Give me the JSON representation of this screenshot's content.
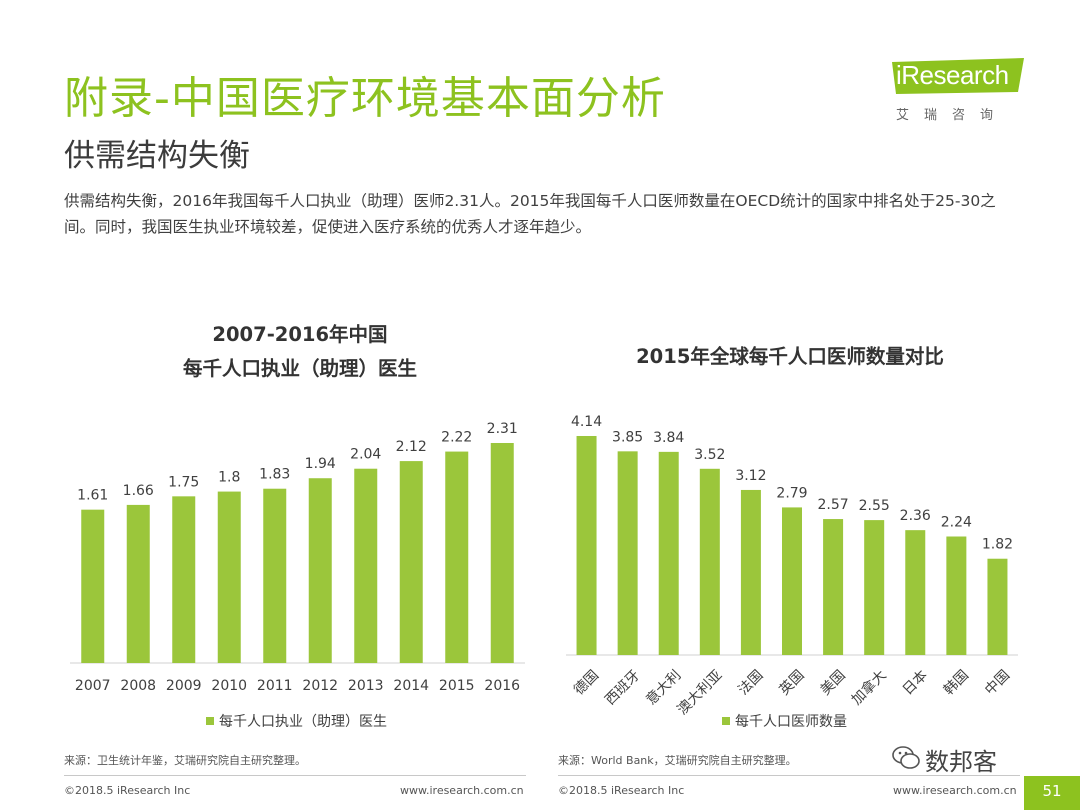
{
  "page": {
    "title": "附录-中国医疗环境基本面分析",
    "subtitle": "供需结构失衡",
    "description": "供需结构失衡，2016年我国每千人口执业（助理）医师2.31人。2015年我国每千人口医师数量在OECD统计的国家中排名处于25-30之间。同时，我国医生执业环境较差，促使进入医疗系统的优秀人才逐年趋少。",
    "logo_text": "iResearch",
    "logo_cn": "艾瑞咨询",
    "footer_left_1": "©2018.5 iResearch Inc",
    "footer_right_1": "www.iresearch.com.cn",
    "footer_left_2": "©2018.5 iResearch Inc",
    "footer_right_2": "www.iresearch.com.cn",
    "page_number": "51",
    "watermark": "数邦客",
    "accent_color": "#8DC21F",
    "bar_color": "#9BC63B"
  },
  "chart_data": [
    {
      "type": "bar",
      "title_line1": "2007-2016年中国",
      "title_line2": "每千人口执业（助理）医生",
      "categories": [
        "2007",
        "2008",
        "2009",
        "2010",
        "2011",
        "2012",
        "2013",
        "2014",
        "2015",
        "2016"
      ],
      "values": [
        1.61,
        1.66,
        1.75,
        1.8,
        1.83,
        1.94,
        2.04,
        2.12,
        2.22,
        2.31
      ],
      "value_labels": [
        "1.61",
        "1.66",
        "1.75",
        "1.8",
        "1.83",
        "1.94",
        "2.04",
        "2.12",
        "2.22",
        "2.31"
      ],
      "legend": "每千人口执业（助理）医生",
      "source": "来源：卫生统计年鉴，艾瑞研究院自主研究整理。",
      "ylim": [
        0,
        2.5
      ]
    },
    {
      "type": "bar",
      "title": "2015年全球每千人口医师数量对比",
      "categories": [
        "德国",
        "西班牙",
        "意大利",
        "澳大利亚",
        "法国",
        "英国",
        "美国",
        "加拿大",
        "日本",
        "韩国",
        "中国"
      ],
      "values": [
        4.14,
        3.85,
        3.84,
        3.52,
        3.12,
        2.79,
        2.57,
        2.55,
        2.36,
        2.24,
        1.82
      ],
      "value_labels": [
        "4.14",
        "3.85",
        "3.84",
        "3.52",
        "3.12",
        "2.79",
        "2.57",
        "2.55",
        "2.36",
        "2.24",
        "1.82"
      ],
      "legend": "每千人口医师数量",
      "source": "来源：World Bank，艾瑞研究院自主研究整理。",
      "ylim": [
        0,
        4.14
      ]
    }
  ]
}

* * *

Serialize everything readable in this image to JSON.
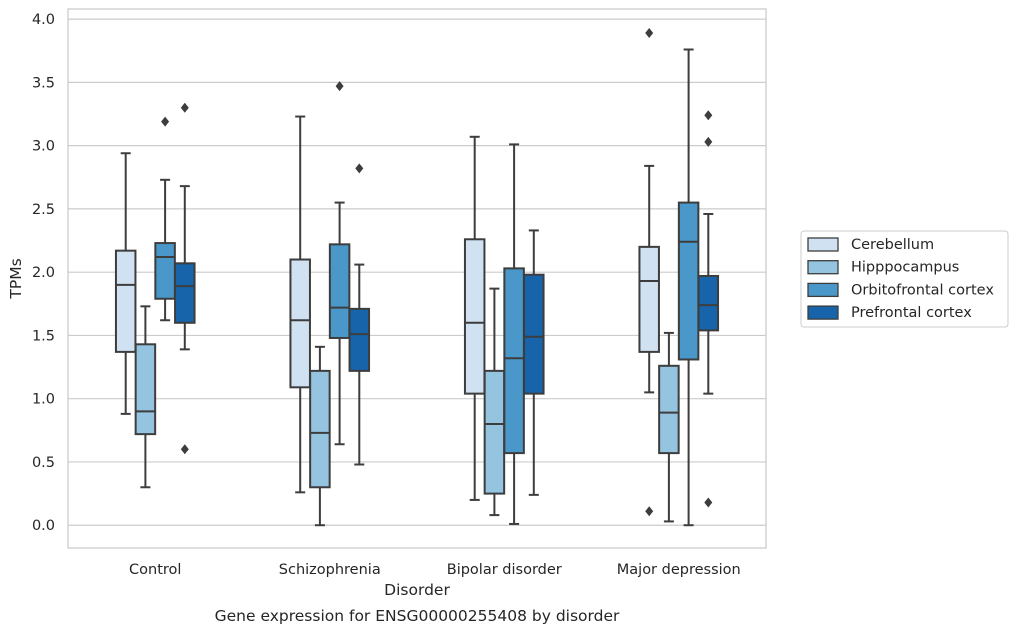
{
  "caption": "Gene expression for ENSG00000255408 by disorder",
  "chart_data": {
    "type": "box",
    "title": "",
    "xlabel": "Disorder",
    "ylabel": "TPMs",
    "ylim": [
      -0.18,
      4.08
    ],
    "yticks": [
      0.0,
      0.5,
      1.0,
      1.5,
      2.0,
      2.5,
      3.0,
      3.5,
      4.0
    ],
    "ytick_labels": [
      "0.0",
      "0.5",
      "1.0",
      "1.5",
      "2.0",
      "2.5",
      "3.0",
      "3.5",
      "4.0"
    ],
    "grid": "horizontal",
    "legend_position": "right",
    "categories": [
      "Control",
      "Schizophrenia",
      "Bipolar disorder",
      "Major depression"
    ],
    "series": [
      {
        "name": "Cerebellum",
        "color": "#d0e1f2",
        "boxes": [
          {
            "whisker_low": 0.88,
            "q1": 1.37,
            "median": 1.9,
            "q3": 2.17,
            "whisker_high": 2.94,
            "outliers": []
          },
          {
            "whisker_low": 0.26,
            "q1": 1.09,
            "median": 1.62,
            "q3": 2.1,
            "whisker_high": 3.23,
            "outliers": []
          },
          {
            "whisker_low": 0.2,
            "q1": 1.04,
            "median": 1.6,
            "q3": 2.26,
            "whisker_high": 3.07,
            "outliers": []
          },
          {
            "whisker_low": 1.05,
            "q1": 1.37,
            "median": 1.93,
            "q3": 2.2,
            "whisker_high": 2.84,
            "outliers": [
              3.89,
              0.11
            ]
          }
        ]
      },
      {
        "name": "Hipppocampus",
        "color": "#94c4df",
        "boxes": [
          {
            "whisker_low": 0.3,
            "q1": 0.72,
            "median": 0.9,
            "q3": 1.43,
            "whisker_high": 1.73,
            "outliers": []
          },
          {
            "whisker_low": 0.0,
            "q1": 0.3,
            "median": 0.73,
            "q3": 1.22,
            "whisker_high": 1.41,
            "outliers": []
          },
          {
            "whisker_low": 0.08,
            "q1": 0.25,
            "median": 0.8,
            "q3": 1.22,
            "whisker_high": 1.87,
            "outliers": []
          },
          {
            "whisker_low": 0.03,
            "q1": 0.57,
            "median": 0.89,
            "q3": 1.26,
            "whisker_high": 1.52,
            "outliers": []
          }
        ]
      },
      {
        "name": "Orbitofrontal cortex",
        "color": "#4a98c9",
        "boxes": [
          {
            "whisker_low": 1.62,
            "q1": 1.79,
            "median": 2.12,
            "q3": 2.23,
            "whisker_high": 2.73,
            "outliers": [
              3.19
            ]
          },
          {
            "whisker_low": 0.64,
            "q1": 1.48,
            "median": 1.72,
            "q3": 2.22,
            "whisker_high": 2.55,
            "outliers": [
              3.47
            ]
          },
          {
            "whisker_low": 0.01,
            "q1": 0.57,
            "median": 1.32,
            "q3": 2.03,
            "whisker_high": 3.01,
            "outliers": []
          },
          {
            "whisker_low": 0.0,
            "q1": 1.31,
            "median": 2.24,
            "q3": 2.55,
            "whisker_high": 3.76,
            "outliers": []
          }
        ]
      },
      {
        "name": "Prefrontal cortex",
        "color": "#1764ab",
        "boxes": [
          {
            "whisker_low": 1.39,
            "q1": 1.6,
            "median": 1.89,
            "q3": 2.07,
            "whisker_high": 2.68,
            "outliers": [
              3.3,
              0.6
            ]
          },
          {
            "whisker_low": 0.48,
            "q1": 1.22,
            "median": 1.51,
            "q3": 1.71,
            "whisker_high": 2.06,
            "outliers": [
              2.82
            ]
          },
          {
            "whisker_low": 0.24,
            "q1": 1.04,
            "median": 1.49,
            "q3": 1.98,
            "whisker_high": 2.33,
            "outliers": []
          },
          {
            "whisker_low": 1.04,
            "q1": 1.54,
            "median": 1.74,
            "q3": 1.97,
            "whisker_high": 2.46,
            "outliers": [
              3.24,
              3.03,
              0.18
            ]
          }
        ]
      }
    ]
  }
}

* * *

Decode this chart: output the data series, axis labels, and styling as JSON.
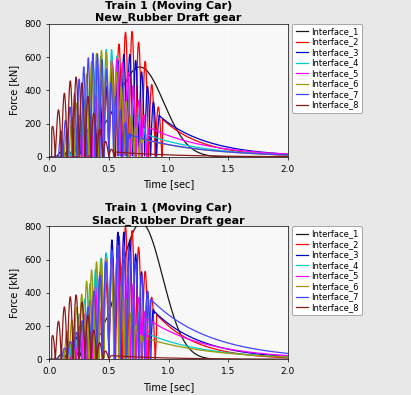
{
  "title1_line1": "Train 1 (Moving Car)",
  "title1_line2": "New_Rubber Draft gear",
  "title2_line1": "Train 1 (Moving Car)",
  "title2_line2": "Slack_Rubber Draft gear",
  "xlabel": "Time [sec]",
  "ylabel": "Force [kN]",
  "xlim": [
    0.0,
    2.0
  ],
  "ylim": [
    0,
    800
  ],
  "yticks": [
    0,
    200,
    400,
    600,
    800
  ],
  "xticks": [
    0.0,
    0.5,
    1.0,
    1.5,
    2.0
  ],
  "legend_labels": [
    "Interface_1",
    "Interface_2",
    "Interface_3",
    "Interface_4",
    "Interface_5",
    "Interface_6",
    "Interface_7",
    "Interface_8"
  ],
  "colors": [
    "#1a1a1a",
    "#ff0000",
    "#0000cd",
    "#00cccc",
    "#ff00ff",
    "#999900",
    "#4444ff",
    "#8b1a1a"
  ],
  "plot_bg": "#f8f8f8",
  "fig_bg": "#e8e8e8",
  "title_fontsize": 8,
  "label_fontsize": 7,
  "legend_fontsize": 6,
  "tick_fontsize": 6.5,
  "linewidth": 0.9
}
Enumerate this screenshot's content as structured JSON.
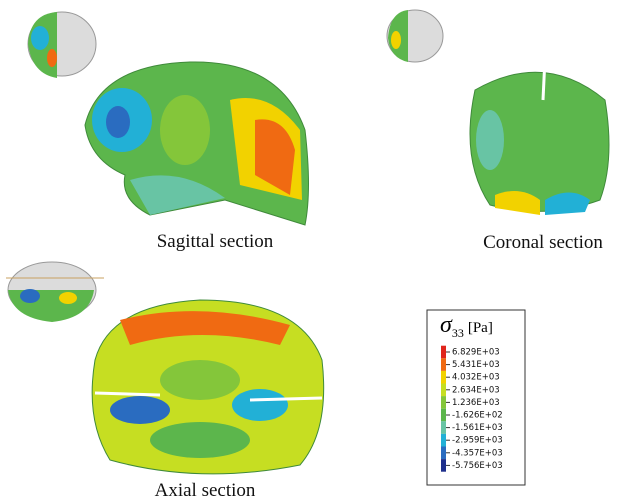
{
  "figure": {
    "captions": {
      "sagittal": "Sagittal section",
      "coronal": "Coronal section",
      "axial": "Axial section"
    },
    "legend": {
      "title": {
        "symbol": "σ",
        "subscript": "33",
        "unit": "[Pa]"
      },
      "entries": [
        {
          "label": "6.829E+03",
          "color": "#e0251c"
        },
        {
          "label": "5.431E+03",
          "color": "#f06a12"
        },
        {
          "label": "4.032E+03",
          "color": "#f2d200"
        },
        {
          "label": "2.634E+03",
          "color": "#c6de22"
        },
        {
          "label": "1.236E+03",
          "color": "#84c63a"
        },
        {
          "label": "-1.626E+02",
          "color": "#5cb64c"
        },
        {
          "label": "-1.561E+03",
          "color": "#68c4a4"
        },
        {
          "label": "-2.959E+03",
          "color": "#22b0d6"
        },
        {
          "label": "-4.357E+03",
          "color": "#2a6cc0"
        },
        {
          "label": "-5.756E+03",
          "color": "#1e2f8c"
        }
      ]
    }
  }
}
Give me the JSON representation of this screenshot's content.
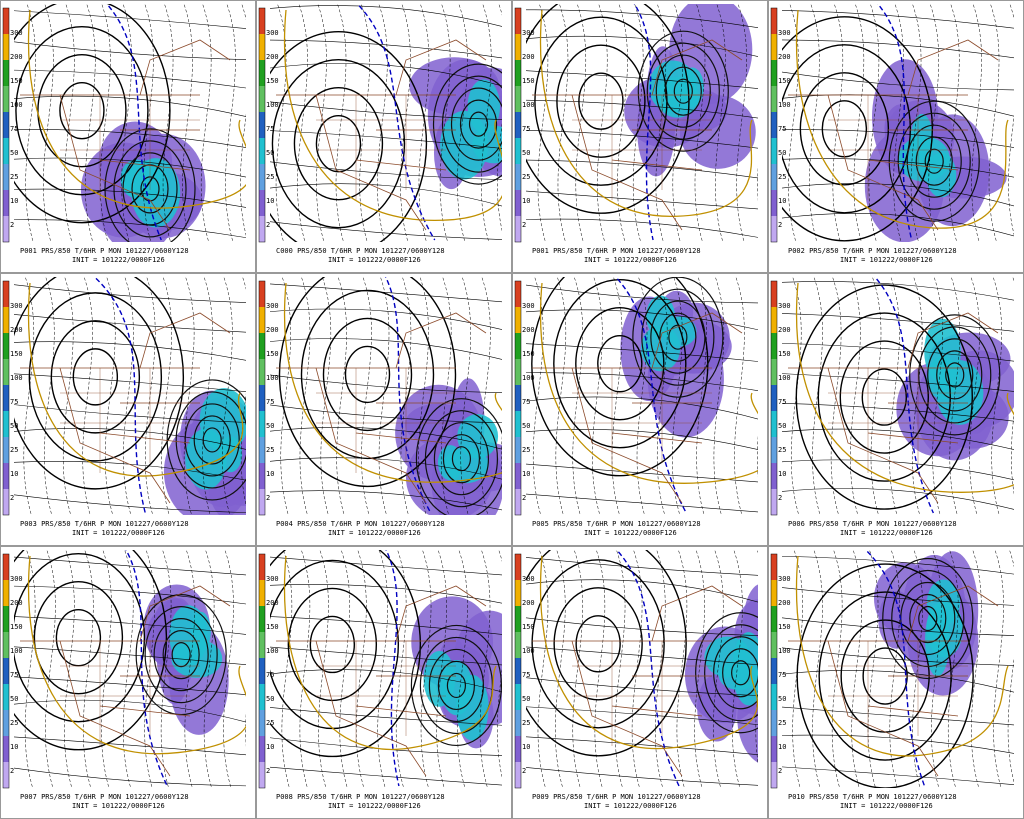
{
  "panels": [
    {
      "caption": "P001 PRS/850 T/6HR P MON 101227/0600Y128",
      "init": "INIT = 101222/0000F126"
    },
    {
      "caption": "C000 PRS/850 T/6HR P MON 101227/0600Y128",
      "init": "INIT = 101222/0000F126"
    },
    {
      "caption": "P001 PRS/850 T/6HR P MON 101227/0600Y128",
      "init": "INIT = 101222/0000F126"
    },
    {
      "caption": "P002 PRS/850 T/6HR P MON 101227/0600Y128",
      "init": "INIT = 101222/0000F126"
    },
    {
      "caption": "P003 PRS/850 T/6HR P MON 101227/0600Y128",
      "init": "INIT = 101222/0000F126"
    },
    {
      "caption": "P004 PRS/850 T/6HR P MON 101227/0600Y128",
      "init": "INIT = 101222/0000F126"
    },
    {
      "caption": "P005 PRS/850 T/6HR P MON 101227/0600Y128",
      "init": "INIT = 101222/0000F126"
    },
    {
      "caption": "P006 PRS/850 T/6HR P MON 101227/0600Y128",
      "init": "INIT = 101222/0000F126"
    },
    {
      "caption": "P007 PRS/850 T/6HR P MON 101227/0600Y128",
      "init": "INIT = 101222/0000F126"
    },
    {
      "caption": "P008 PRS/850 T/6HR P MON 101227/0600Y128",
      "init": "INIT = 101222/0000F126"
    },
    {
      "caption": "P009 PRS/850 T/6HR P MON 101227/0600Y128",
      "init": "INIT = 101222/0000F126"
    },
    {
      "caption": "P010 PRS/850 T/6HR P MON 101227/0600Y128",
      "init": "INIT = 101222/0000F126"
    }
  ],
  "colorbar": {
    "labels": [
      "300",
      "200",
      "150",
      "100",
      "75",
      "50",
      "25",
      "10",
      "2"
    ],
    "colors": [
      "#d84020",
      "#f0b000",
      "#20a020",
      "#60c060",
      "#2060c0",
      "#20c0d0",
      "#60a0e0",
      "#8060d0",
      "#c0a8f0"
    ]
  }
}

Written task: Using the records above, copy every line that has the word "Draft" in it.

Completed exercise:
  "title1_line2": "New_Rubber Draft gear",
  "title2_line2": "Slack_Rubber Draft gear",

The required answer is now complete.